◆ **DIRECTION**
Find all the lines with "lector" and gather them.
** Start DATA LINES **
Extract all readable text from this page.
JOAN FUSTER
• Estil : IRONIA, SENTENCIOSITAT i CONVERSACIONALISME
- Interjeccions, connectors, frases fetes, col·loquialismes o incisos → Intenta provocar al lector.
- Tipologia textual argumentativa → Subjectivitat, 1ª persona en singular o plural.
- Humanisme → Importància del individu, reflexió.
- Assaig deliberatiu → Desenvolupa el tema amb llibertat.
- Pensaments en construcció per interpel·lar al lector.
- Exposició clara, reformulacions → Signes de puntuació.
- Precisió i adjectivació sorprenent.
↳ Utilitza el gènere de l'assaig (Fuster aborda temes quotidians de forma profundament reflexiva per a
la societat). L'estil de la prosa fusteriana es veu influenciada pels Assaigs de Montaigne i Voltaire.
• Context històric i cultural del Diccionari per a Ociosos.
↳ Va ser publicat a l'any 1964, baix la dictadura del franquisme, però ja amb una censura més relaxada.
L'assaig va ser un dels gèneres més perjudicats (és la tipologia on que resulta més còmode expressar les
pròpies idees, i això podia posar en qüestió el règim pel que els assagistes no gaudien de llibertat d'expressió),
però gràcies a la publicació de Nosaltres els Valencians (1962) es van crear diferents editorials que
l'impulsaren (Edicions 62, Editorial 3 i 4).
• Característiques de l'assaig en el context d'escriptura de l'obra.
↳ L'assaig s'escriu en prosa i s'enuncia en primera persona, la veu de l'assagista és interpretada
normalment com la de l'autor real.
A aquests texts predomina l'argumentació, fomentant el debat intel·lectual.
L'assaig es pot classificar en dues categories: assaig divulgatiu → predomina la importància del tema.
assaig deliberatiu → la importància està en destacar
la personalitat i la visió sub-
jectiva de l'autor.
** End DATA LINES **
◆ **OUTPUT FOR THIS EXERCISE**
- Interjeccions, connectors, frases fetes, col·loquialismes o incisos → Intenta provocar al lector.
- Pensaments en construcció per interpel·lar al lector.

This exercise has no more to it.